当前位置:首页 >> 历史回眸 >>文史资料 > 稿件
我所参加的齐卢战争

  一、战争的起因
  

  齐卢战争又称“江浙战争”。其发生的远因,是直、皖两系军阀的矛盾。齐燮元为直系,卢永祥为皖系,从1920年直皖战争后,双方争权夺利,更如水火.其近因,是齐燮元借口卢永祥收容臧(致平)杨(化昭)部队,出兵淞沪,掀起战争。其实质,齐卢战争即是直皖战争的继续,也即是直皖战争的重演。但是为什么齐卢战争不发动于直皖战争的同时或即在直皖战争的稍后呢?这就需要把江浙两方对峙的形势及其实力的变化消长作一个对比。
---
任务指令 a:
摘录齐卢战争一文中从“当前位置:首页 >> 历史回眸”到“其实力的变化消长作一个对比。”的一段,一字不改。
上面的齐卢战争文章与后面的列表互不相关,是两份独立的材料。
---
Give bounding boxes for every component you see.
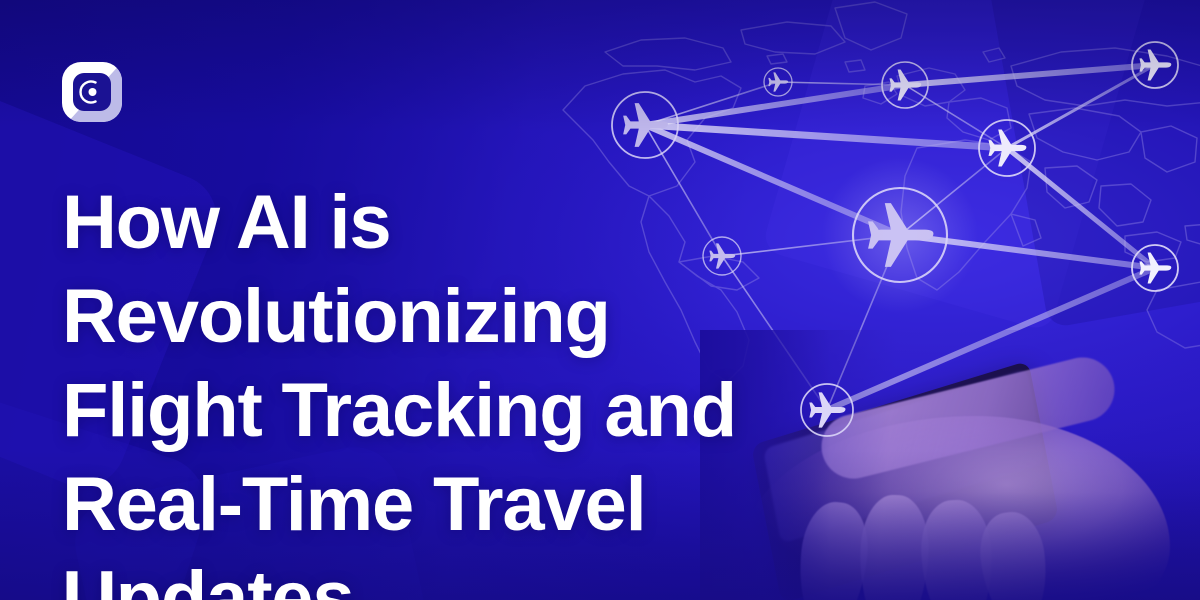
page-title: How AI is Revolutionizing Flight Trackin… <box>62 176 822 600</box>
hero-banner: How AI is Revolutionizing Flight Trackin… <box>0 0 1200 600</box>
brand-logo[interactable] <box>62 62 122 122</box>
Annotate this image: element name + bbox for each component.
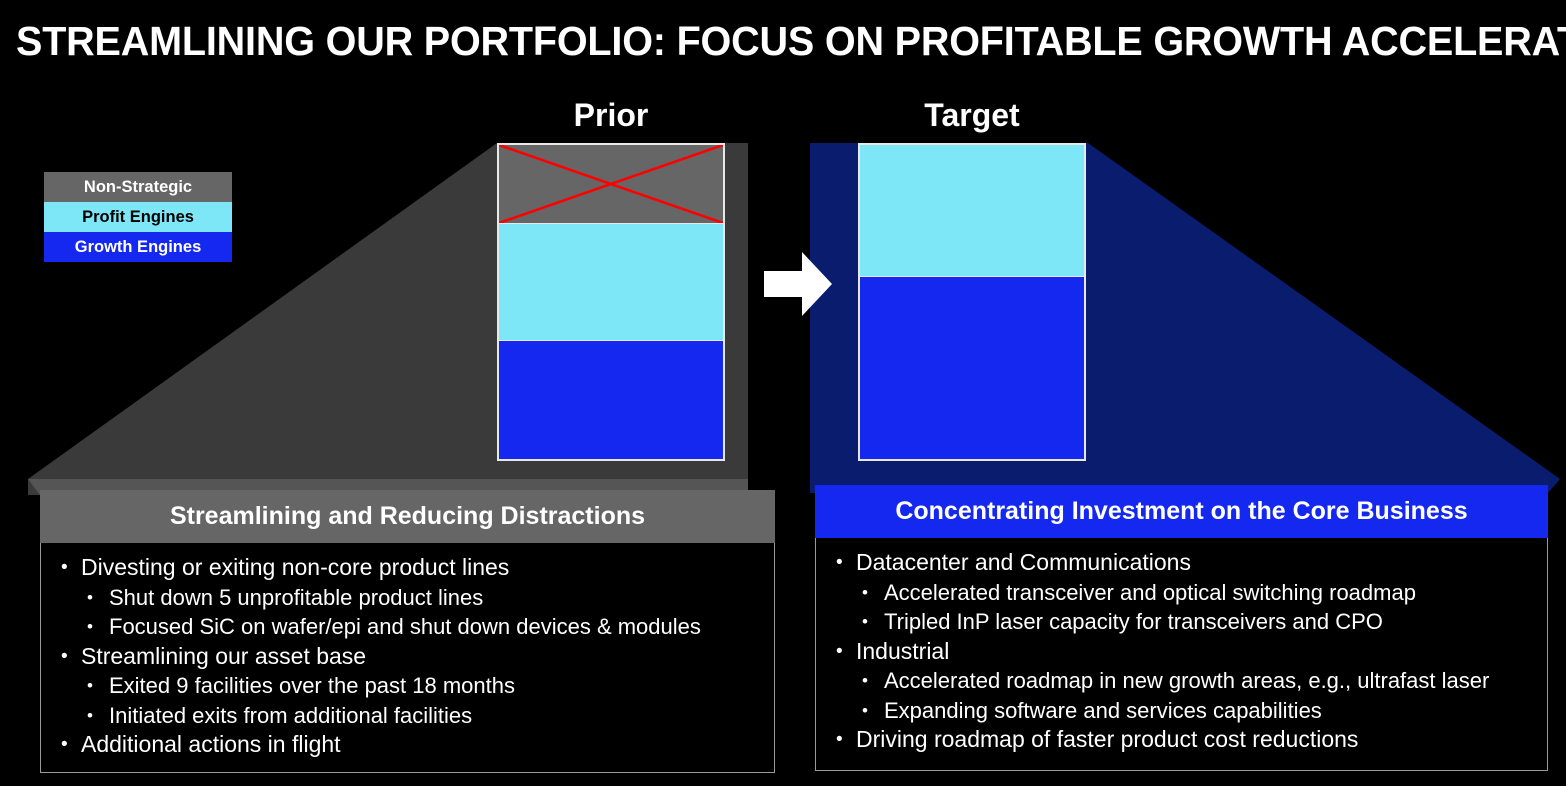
list-item: Divesting or exiting non-core product li…	[49, 553, 766, 583]
list-item: Shut down 5 unprofitable product lines	[49, 583, 766, 613]
bar-segment-prior-profit-engines	[499, 224, 723, 341]
legend-item-non-strategic: Non-Strategic	[44, 172, 232, 202]
panel-left-header: Streamlining and Reducing Distractions	[40, 490, 775, 543]
legend-label-profit-engines: Profit Engines	[82, 208, 194, 226]
panel-left-body: Divesting or exiting non-core product li…	[40, 543, 775, 773]
bar-segment-target-growth-engines	[860, 277, 1084, 459]
stacked-bar-prior	[497, 143, 725, 461]
column-label-prior: Prior	[497, 95, 725, 135]
stacked-bar-target	[858, 143, 1086, 461]
panel-right-body: Datacenter and Communications Accelerate…	[815, 538, 1548, 771]
legend: Non-Strategic Profit Engines Growth Engi…	[44, 172, 232, 262]
panel-concentrating: Concentrating Investment on the Core Bus…	[815, 485, 1548, 771]
column-label-target: Target	[858, 95, 1086, 135]
list-item: Driving roadmap of faster product cost r…	[824, 725, 1539, 755]
bar-segment-target-profit-engines	[860, 145, 1084, 277]
list-item: Streamlining our asset base	[49, 642, 766, 672]
legend-label-non-strategic: Non-Strategic	[84, 178, 192, 196]
slide-canvas: STREAMLINING OUR PORTFOLIO: FOCUS ON PRO…	[0, 0, 1566, 786]
panel-right-header: Concentrating Investment on the Core Bus…	[815, 485, 1548, 538]
list-item: Initiated exits from additional faciliti…	[49, 701, 766, 731]
list-item: Expanding software and services capabili…	[824, 696, 1539, 726]
panel-streamlining: Streamlining and Reducing Distractions D…	[40, 490, 775, 773]
list-item: Tripled InP laser capacity for transceiv…	[824, 607, 1539, 637]
bar-segment-prior-non-strategic	[499, 145, 723, 224]
list-item: Exited 9 facilities over the past 18 mon…	[49, 671, 766, 701]
list-item: Focused SiC on wafer/epi and shut down d…	[49, 612, 766, 642]
panel-right-bullet-list: Datacenter and Communications Accelerate…	[824, 548, 1539, 755]
arrow-right-icon	[764, 252, 832, 316]
legend-label-growth-engines: Growth Engines	[75, 238, 202, 256]
list-item: Additional actions in flight	[49, 730, 766, 760]
strikethrough-x-icon	[499, 145, 723, 223]
list-item: Accelerated transceiver and optical swit…	[824, 578, 1539, 608]
list-item: Industrial	[824, 637, 1539, 667]
legend-item-profit-engines: Profit Engines	[44, 202, 232, 232]
list-item: Accelerated roadmap in new growth areas,…	[824, 666, 1539, 696]
bar-segment-prior-growth-engines	[499, 341, 723, 459]
legend-item-growth-engines: Growth Engines	[44, 232, 232, 262]
panel-left-bullet-list: Divesting or exiting non-core product li…	[49, 553, 766, 760]
page-title: STREAMLINING OUR PORTFOLIO: FOCUS ON PRO…	[16, 18, 1496, 64]
list-item: Datacenter and Communications	[824, 548, 1539, 578]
---
任务指令 b:
逐字照抄列表从开头到含有“Annotate this image: element”那一行的全部内容,首尾两行均包括在内,答案中不要放入图片。

预期输出 a:
当前位置:首页 >> 历史回眸 >>文史资料 > 稿件
我所参加的齐卢战争

  一、战争的起因
  

  齐卢战争又称“江浙战争”。其发生的远因,是直、皖两系军阀的矛盾。齐燮元为直系,卢永祥为皖系,从1920年直皖战争后,双方争权夺利,更如水火.其近因,是齐燮元借口卢永祥收容臧(致平)杨(化昭)部队,出兵淞沪,掀起战争。其实质,齐卢战争即是直皖战争的继续,也即是直皖战争的重演。但是为什么齐卢战争不发动于直皖战争的同时或即在直皖战争的稍后呢?这就需要把江浙两方对峙的形势及其实力的变化消长作一个对比。

预期输出 b:
Give bounding boxes for every component you see.
page-title: How AI is Revolutionizing Flight Trackin… <box>62 176 822 600</box>
hero-banner: How AI is Revolutionizing Flight Trackin… <box>0 0 1200 600</box>
brand-logo[interactable] <box>62 62 122 122</box>
Annotate this image: element name + bbox for each component.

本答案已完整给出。